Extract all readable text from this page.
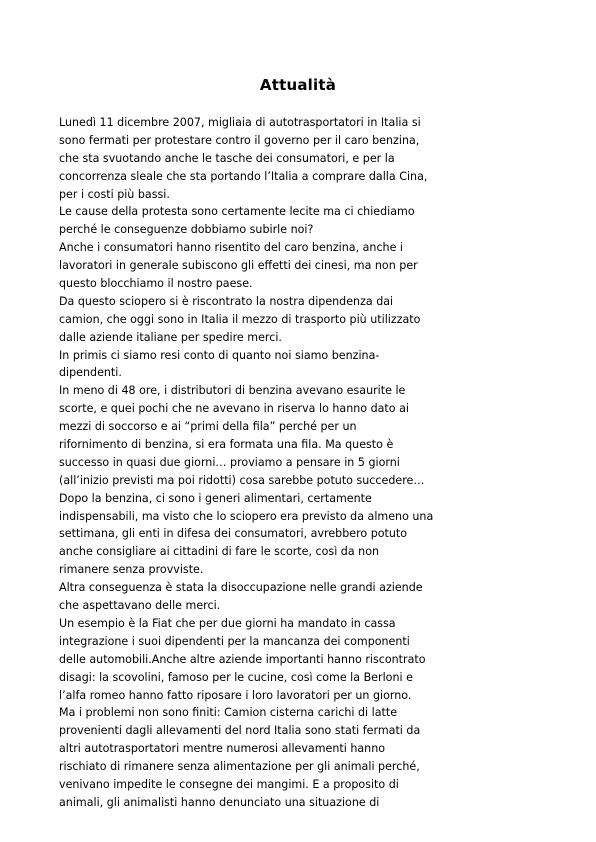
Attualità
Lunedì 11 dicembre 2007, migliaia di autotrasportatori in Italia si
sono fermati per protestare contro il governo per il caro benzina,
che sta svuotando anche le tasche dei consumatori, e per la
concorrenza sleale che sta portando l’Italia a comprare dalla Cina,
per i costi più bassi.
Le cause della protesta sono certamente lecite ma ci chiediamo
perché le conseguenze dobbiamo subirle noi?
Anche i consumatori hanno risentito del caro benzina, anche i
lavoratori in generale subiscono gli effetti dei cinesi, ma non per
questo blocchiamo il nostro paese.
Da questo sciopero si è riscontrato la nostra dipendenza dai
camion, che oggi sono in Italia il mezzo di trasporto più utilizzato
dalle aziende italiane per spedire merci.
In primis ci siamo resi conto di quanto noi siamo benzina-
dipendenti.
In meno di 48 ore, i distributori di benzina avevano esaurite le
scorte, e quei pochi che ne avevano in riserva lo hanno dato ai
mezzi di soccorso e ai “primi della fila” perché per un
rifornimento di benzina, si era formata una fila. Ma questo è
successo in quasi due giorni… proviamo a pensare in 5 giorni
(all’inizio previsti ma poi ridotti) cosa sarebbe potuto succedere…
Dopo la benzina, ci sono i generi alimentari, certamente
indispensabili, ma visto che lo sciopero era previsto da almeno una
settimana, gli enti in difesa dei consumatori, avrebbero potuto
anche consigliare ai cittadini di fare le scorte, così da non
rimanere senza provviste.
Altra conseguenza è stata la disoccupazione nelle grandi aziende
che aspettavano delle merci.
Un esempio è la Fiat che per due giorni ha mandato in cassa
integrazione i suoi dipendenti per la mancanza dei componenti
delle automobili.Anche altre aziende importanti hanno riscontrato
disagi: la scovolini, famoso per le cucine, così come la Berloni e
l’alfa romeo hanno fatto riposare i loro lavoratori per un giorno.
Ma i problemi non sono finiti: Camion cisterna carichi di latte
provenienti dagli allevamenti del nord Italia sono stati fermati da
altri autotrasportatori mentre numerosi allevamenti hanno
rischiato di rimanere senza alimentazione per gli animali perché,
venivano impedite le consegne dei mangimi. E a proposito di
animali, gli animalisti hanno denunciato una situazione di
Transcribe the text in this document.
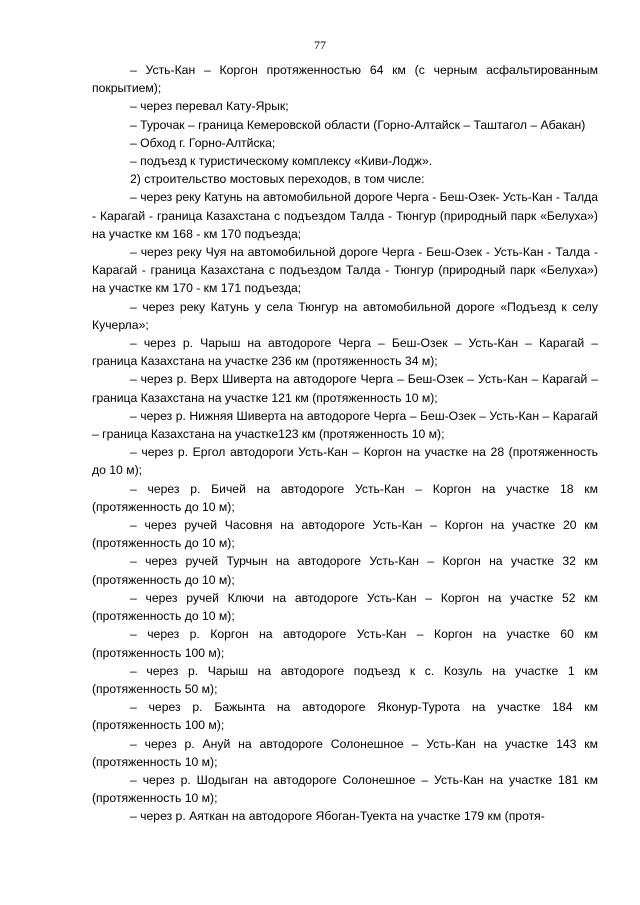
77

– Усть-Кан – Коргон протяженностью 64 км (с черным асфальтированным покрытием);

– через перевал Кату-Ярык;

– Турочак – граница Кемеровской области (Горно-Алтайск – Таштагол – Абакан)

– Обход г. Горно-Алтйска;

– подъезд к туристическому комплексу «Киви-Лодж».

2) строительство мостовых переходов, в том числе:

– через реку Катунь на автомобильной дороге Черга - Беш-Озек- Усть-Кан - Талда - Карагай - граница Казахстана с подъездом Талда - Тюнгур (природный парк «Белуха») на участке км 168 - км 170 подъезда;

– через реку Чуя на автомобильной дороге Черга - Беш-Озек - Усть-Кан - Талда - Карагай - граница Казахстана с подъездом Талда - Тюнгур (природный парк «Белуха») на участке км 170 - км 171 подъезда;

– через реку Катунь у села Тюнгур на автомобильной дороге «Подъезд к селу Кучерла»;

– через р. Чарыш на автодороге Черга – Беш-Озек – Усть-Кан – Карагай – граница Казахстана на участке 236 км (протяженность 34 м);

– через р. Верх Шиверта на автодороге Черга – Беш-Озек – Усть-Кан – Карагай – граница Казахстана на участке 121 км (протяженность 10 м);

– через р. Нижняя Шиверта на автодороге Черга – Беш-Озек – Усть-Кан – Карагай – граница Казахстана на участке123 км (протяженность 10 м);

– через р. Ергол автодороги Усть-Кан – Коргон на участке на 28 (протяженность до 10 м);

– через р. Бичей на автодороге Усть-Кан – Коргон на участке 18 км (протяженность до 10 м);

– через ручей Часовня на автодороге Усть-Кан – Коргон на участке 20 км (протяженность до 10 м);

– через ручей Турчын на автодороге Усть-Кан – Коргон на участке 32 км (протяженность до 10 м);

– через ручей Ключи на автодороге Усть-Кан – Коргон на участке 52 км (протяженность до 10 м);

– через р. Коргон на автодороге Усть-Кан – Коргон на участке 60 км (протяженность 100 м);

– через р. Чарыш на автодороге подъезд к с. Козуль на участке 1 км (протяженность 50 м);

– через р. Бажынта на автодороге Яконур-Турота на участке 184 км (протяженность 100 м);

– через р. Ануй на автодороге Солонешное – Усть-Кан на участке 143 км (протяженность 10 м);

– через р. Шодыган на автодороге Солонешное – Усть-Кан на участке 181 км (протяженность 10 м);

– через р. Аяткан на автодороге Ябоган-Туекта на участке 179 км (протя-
-*-
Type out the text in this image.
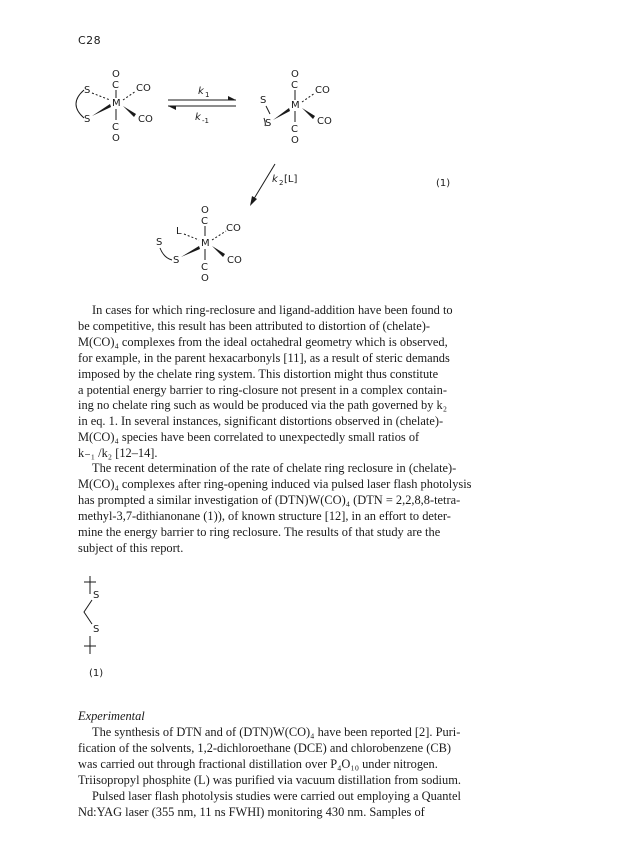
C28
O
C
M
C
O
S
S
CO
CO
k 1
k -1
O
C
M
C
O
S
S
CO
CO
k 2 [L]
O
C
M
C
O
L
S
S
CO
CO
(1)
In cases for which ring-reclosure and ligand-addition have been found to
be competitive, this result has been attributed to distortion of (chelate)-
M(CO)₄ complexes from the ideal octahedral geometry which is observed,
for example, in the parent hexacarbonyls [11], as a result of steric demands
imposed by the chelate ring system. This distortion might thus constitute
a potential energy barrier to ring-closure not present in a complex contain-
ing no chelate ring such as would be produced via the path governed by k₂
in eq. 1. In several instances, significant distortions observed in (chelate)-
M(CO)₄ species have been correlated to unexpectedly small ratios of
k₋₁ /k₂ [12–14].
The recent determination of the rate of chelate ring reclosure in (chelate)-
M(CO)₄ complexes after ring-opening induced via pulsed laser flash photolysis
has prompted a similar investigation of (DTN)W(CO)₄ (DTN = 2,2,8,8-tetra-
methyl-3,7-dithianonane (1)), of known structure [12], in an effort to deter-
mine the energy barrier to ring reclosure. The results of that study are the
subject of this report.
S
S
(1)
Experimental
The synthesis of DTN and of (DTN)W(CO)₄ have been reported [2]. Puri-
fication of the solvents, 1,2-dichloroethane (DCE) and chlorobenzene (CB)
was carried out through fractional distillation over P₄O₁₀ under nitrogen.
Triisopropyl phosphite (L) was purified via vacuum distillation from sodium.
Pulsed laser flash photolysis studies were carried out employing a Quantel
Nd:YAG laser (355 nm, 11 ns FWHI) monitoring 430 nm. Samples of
-*-
TASK OBJECTIVE ▸ Find every line above that contains the word "fila", and return each one.

CORRECT OUTPUT ▸
mezzi di soccorso e ai “primi della fila” perché per un
rifornimento di benzina, si era formata una fila. Ma questo è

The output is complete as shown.